== What you are asked to do ==
Copy out each line of the data that holds the word "marker".

== Dataset extract ==
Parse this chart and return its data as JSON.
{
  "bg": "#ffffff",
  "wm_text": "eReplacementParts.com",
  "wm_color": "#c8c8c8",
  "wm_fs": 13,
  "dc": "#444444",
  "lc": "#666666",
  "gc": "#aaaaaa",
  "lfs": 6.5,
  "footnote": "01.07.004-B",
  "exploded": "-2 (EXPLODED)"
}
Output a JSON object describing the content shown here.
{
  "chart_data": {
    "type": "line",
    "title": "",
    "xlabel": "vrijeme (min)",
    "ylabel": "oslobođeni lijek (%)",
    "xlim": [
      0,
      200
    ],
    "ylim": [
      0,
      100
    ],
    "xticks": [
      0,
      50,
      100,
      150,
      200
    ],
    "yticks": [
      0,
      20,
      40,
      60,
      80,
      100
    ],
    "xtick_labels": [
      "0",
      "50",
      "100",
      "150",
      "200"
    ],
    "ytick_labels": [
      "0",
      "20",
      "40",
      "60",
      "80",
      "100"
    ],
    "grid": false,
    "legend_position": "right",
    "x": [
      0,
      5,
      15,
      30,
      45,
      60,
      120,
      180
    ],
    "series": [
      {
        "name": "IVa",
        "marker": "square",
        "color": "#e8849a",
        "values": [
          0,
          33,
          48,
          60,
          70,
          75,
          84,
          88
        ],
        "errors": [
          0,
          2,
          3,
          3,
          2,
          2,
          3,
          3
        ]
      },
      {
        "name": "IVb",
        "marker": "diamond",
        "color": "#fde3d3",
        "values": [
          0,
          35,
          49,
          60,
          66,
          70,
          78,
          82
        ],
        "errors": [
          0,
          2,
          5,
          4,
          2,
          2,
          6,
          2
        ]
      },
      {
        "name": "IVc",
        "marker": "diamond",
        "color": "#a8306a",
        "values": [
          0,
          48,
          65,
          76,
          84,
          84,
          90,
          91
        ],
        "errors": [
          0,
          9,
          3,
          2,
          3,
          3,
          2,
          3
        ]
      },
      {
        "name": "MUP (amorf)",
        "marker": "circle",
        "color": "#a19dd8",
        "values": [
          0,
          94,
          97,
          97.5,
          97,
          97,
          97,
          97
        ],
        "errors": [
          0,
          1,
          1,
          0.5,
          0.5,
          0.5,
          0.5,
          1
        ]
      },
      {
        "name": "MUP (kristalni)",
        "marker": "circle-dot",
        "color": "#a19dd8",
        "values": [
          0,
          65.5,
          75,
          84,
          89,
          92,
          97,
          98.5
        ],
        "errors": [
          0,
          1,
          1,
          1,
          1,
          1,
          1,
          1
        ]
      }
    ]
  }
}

== Solution to the exercise ==
        "marker": "square",
        "marker": "diamond",
        "marker": "diamond",
        "marker": "circle",
        "marker": "circle-dot",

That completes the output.